_Set exercise_.
Lines containing the string "xlabel" are to be collected in full.

★ ★ ★

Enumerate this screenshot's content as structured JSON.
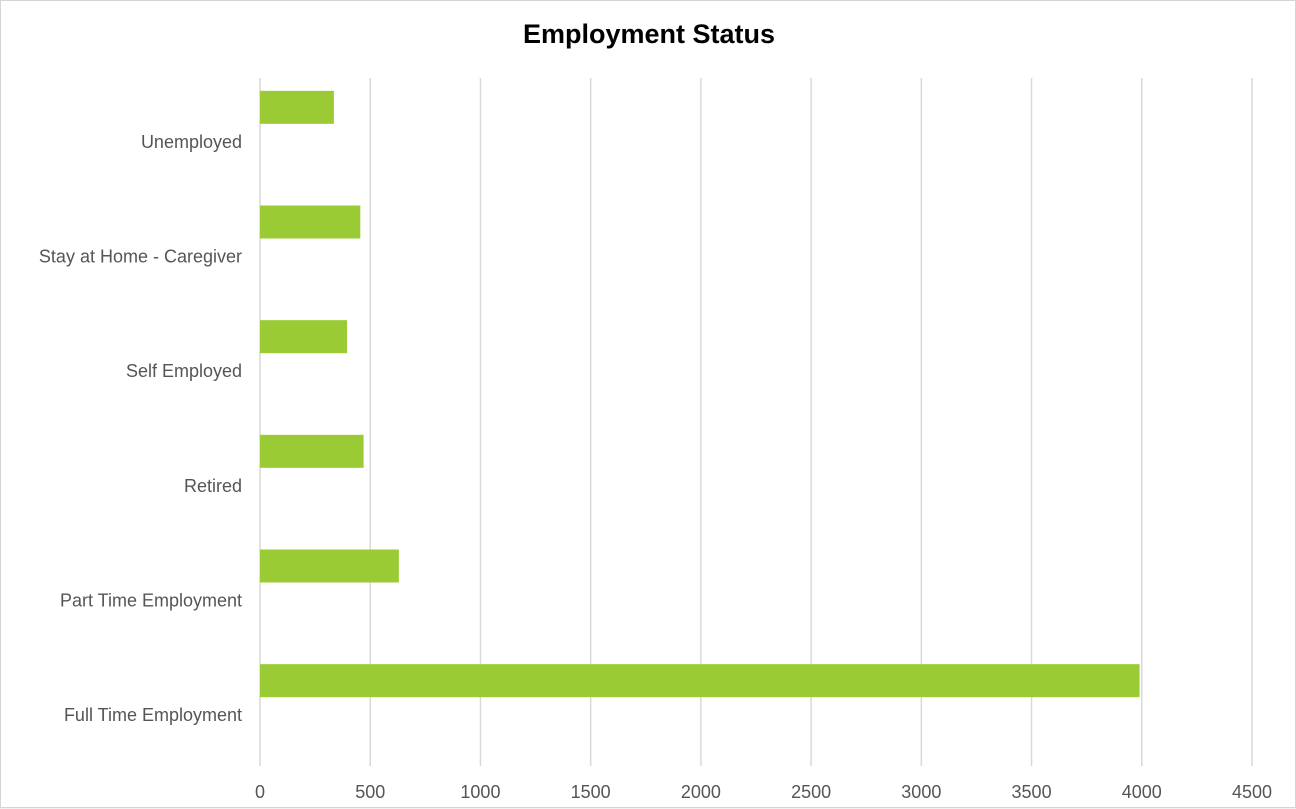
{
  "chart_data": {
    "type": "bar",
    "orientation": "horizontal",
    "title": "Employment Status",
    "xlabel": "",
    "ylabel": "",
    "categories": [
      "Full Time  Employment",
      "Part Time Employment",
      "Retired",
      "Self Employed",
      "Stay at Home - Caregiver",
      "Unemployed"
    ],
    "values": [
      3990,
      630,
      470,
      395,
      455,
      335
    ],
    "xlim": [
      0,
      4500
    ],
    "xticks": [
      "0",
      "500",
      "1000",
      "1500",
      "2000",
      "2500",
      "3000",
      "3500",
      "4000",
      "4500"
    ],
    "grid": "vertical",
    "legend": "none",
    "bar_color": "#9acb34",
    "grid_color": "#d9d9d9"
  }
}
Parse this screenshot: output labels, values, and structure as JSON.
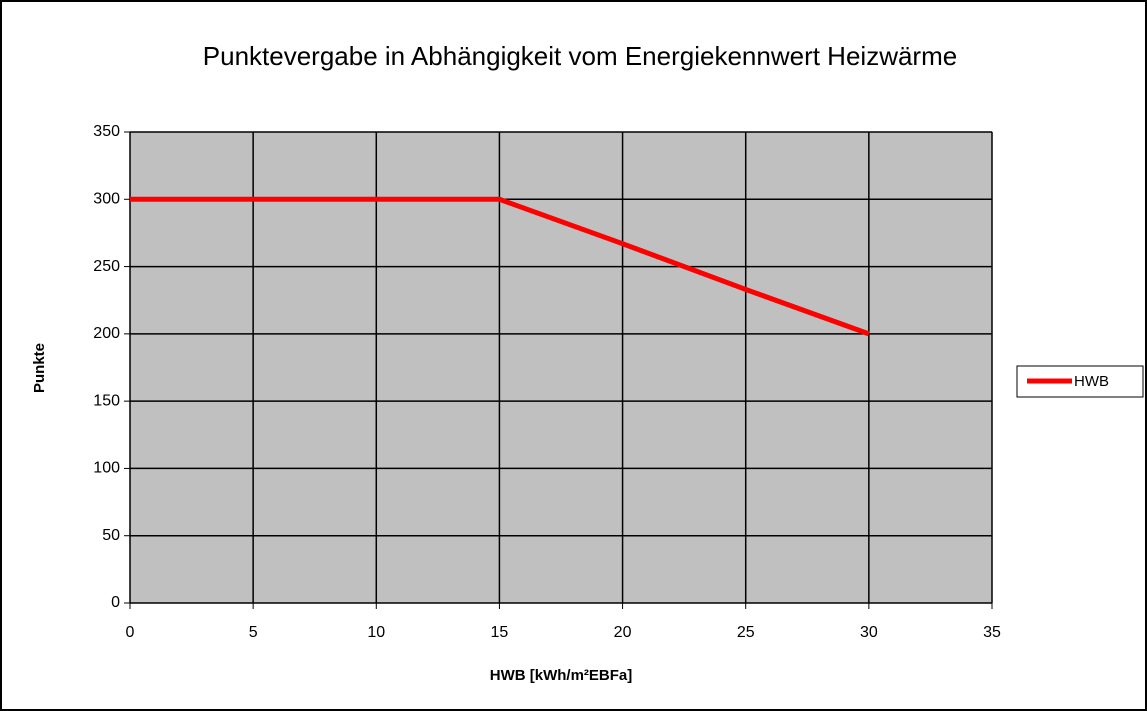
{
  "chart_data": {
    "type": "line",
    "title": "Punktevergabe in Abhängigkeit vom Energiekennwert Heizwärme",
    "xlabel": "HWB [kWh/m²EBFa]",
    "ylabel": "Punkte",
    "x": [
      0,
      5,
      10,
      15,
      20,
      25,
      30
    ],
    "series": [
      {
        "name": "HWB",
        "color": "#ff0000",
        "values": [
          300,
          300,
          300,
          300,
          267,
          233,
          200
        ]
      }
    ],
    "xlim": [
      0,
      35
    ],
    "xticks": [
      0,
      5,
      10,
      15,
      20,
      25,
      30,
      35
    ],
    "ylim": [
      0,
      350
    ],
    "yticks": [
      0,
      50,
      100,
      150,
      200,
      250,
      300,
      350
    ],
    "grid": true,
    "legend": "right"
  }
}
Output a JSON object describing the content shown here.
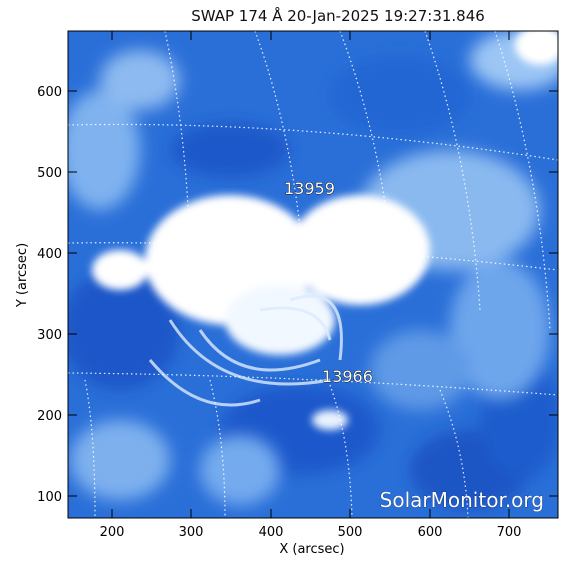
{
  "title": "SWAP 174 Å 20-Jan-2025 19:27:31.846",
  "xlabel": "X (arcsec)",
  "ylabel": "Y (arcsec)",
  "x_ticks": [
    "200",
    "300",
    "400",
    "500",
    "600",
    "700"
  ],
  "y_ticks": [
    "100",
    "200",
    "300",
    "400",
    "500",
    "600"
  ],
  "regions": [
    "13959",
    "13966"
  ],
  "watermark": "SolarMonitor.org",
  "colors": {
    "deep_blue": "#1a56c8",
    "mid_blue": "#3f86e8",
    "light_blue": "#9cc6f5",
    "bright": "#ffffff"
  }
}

★ ★ ★

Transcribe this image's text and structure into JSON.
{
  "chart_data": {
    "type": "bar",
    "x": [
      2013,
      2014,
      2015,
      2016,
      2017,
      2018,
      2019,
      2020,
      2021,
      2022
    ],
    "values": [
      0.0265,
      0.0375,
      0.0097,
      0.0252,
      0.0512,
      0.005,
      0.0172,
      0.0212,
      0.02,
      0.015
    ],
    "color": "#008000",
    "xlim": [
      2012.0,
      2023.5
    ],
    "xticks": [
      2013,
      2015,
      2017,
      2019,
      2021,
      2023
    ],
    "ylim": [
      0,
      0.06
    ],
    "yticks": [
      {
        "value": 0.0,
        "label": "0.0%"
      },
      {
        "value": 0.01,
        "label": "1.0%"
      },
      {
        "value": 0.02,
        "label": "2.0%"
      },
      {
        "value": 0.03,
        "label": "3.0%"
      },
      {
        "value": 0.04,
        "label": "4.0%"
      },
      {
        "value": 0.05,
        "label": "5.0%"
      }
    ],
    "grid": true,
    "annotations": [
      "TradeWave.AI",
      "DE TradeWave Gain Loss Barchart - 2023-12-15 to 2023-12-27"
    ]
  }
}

★ ★ ★

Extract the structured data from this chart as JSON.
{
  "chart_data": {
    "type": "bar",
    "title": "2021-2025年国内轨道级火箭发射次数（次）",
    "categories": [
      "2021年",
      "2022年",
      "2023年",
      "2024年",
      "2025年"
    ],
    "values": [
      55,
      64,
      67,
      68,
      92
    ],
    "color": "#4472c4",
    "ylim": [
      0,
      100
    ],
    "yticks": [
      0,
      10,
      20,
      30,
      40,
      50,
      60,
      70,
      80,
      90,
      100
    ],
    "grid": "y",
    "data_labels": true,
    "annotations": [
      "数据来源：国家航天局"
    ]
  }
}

★ ★ ★

_Exercise response_.
    "xlabel": "",
    "xlabel": "HWB [kWh/m²EBFa]",
  "xlabel": "X (arcsec)",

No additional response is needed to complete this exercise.